» Task prompt:
Copy out the whole listing exactly as written, leaving the pictures behind.

» Data for this task:
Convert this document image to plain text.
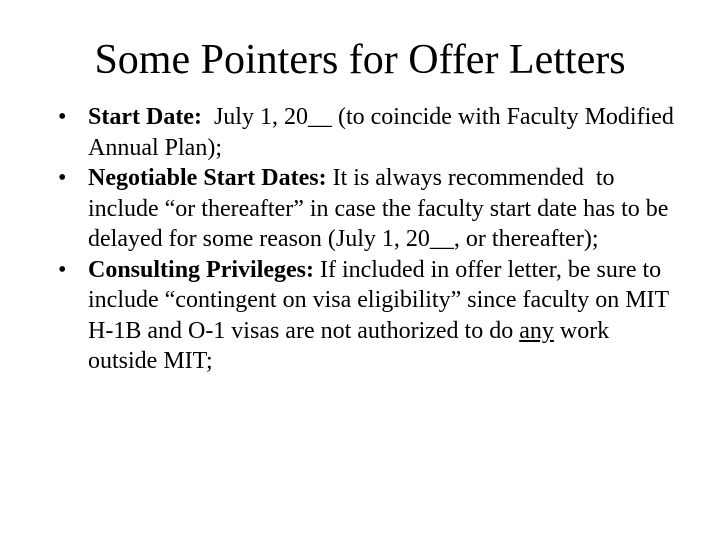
Some Pointers for Offer Letters
• Start Date:  July 1, 20__ (to coincide with Faculty Modified Annual Plan);
• Negotiable Start Dates: It is always recommended  to include “or thereafter” in case the faculty start date has to be delayed for some reason (July 1, 20__, or thereafter);
• Consulting Privileges: If included in offer letter, be sure to include “contingent on visa eligibility” since faculty on MIT H-1B and O-1 visas are not authorized to do any work outside MIT;
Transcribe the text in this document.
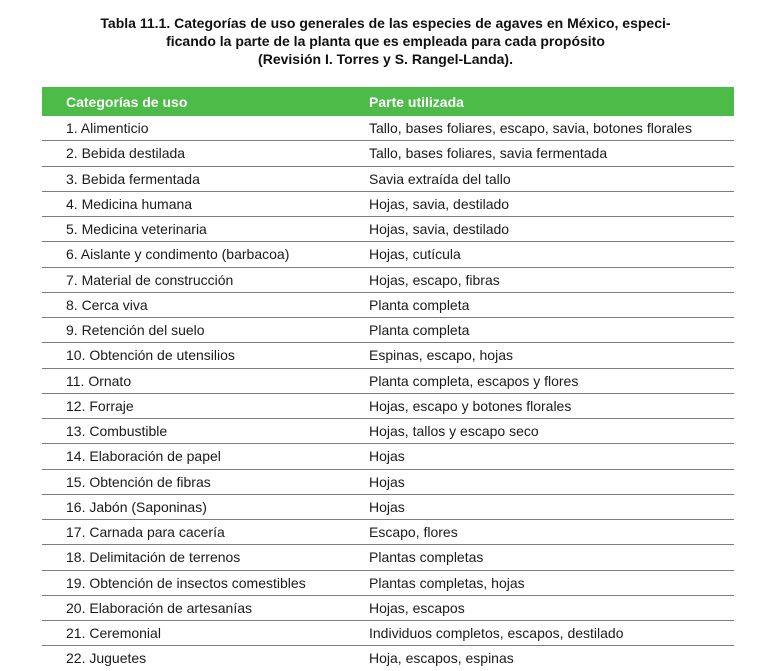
Tabla 11.1. Categorías de uso generales de las especies de agaves en México, especi-
ficando la parte de la planta que es empleada para cada propósito
(Revisión I. Torres y S. Rangel-Landa).
Categorías de uso	Parte utilizada
1. Alimenticio	Tallo, bases foliares, escapo, savia, botones florales
2. Bebida destilada	Tallo, bases foliares, savia fermentada
3. Bebida fermentada	Savia extraída del tallo
4. Medicina humana	Hojas, savia, destilado
5. Medicina veterinaria	Hojas, savia, destilado
6. Aislante y condimento (barbacoa)	Hojas, cutícula
7. Material de construcción	Hojas, escapo, fibras
8. Cerca viva	Planta completa
9. Retención del suelo	Planta completa
10. Obtención de utensilios	Espinas, escapo, hojas
11. Ornato	Planta completa, escapos y flores
12. Forraje	Hojas, escapo y botones florales
13. Combustible	Hojas, tallos y escapo seco
14. Elaboración de papel	Hojas
15. Obtención de fibras	Hojas
16. Jabón (Saponinas)	Hojas
17. Carnada para cacería	Escapo, flores
18. Delimitación de terrenos	Plantas completas
19. Obtención de insectos comestibles	Plantas completas, hojas
20. Elaboración de artesanías	Hojas, escapos
21. Ceremonial	Individuos completos, escapos, destilado
22. Juguetes	Hoja, escapos, espinas
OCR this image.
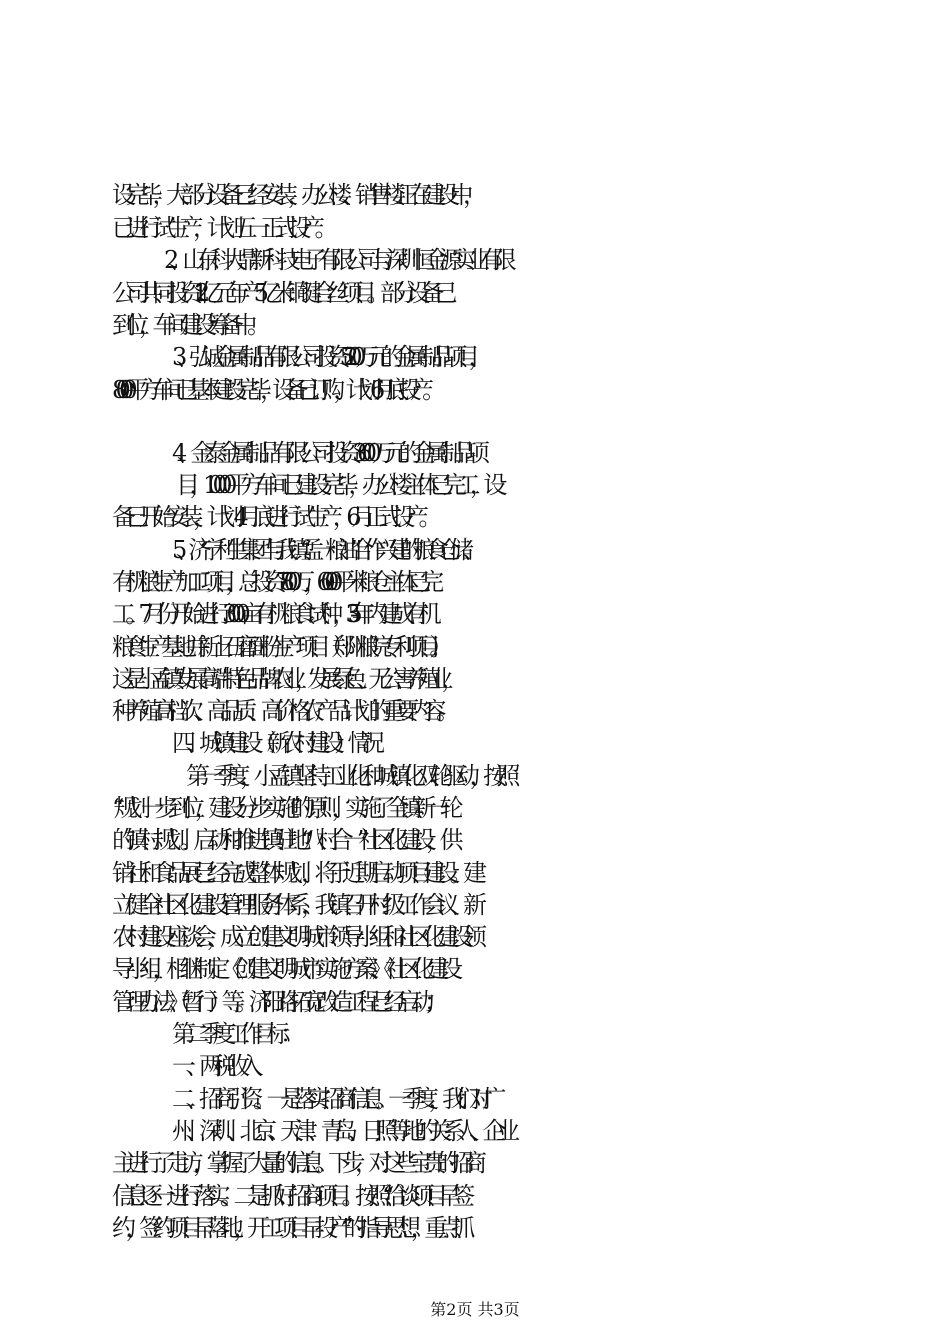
设完毕，大部分设备已经安装，办公楼、销售楼正在建设中，
已进行试生产，计划五一正式投产。
2、山东科大鼎新科技电子有限公司与深圳恒金源实业有限
公司共同投资1.2亿元年产5亿米铜键合丝项目。部分设备已
到位，车间建设筹备中。
3、弘诚金属制品有限公司投资5200万元的金属制品项目，
8000平方车间已基本建设完毕，设备已订购，计划6月底投产。
4、金泰金属制品有限公司投资3600万元的金属制品项
目，10000平方车间已建设完毕，办公楼主体已完工，设
备已开始安装，计划4月底进行试生产，6月正式投产。
5、济宁利生集团与我镇“孟一粮油”合作兴建的粮食仓储、
有机粮生产加工项目，总投资7800万，6000平米粮仓主体已完
工。7月份开始进行3000亩有机粮食试种，3-5年内建成有机
粮食生产基地并新上石磨面粉生产项目（郑州粮院专利项目）。
这是小孟镇发展高端特色品牌农业，发展绿色、无公害养殖业，
种养殖高档次、高品质、高价格农产品计划的重要内容。
四、城镇建设（新农村建设）情况
第一季度，小孟镇坚持工业化和城镇化双轮驱动，按照
“规划一步到位，建设分步实施”的原则，实施了全镇新一轮
的镇村规划。启动和推进镇驻地“八村合一”社区化建设，供
销社和食品展已经完成整体规划，将于近期启动项目建设。建
立健全社区化建设管理服务体系，我镇召开村级工作会议、新
农村建设座谈会，成立创建文明城市领导小组和社区化建设领
导小组，相继制定《创建文明城市实施方案》、《社区化建设
管理办法》（暂行）等。济阳路拓宽改造工程已经启动；
第二季度工作目标：
一、两税收入
二、招商引资。一是落实招商信息。一季度，我们对广
州、深圳、北京、天津、青岛、日照等地的关系人、企业
主进行了走访，掌握了大量的信息。下步，对这些宝贵的招商
信息逐一进行落实。二是抓好招商项目。按照“洽谈项目早签
约，签约项目早落地，开工项目早投产”的指导思想，重点抓
第2页 共3页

» Task output:
Convert this document image to plain text.
Some Pointers for Offer Letters
• Start Date:  July 1, 20__ (to coincide with Faculty Modified Annual Plan);
• Negotiable Start Dates: It is always recommended  to include “or thereafter” in case the faculty start date has to be delayed for some reason (July 1, 20__, or thereafter);
• Consulting Privileges: If included in offer letter, be sure to include “contingent on visa eligibility” since faculty on MIT H-1B and O-1 visas are not authorized to do any work outside MIT;
Transcribe the text in this document.
Tabla 11.1. Categorías de uso generales de las especies de agaves en México, especi-
ficando la parte de la planta que es empleada para cada propósito
(Revisión I. Torres y S. Rangel-Landa).
Categorías de uso	Parte utilizada
1. Alimenticio	Tallo, bases foliares, escapo, savia, botones florales
2. Bebida destilada	Tallo, bases foliares, savia fermentada
3. Bebida fermentada	Savia extraída del tallo
4. Medicina humana	Hojas, savia, destilado
5. Medicina veterinaria	Hojas, savia, destilado
6. Aislante y condimento (barbacoa)	Hojas, cutícula
7. Material de construcción	Hojas, escapo, fibras
8. Cerca viva	Planta completa
9. Retención del suelo	Planta completa
10. Obtención de utensilios	Espinas, escapo, hojas
11. Ornato	Planta completa, escapos y flores
12. Forraje	Hojas, escapo y botones florales
13. Combustible	Hojas, tallos y escapo seco
14. Elaboración de papel	Hojas
15. Obtención de fibras	Hojas
16. Jabón (Saponinas)	Hojas
17. Carnada para cacería	Escapo, flores
18. Delimitación de terrenos	Plantas completas
19. Obtención de insectos comestibles	Plantas completas, hojas
20. Elaboración de artesanías	Hojas, escapos
21. Ceremonial	Individuos completos, escapos, destilado
22. Juguetes	Hoja, escapos, espinas
OCR this image.
设完毕，大部分设备已经安装，办公楼、销售楼正在建设中，
已进行试生产，计划五一正式投产。
2、山东科大鼎新科技电子有限公司与深圳恒金源实业有限
公司共同投资1.2亿元年产5亿米铜键合丝项目。部分设备已
到位，车间建设筹备中。
3、弘诚金属制品有限公司投资5200万元的金属制品项目，
8000平方车间已基本建设完毕，设备已订购，计划6月底投产。
4、金泰金属制品有限公司投资3600万元的金属制品项
目，10000平方车间已建设完毕，办公楼主体已完工，设
备已开始安装，计划4月底进行试生产，6月正式投产。
5、济宁利生集团与我镇“孟一粮油”合作兴建的粮食仓储、
有机粮生产加工项目，总投资7800万，6000平米粮仓主体已完
工。7月份开始进行3000亩有机粮食试种，3-5年内建成有机
粮食生产基地并新上石磨面粉生产项目（郑州粮院专利项目）。
这是小孟镇发展高端特色品牌农业，发展绿色、无公害养殖业，
种养殖高档次、高品质、高价格农产品计划的重要内容。
四、城镇建设（新农村建设）情况
第一季度，小孟镇坚持工业化和城镇化双轮驱动，按照
“规划一步到位，建设分步实施”的原则，实施了全镇新一轮
的镇村规划。启动和推进镇驻地“八村合一”社区化建设，供
销社和食品展已经完成整体规划，将于近期启动项目建设。建
立健全社区化建设管理服务体系，我镇召开村级工作会议、新
农村建设座谈会，成立创建文明城市领导小组和社区化建设领
导小组，相继制定《创建文明城市实施方案》、《社区化建设
管理办法》（暂行）等。济阳路拓宽改造工程已经启动；
第二季度工作目标：
一、两税收入
二、招商引资。一是落实招商信息。一季度，我们对广
州、深圳、北京、天津、青岛、日照等地的关系人、企业
主进行了走访，掌握了大量的信息。下步，对这些宝贵的招商
信息逐一进行落实。二是抓好招商项目。按照“洽谈项目早签
约，签约项目早落地，开工项目早投产”的指导思想，重点抓
第2页 共3页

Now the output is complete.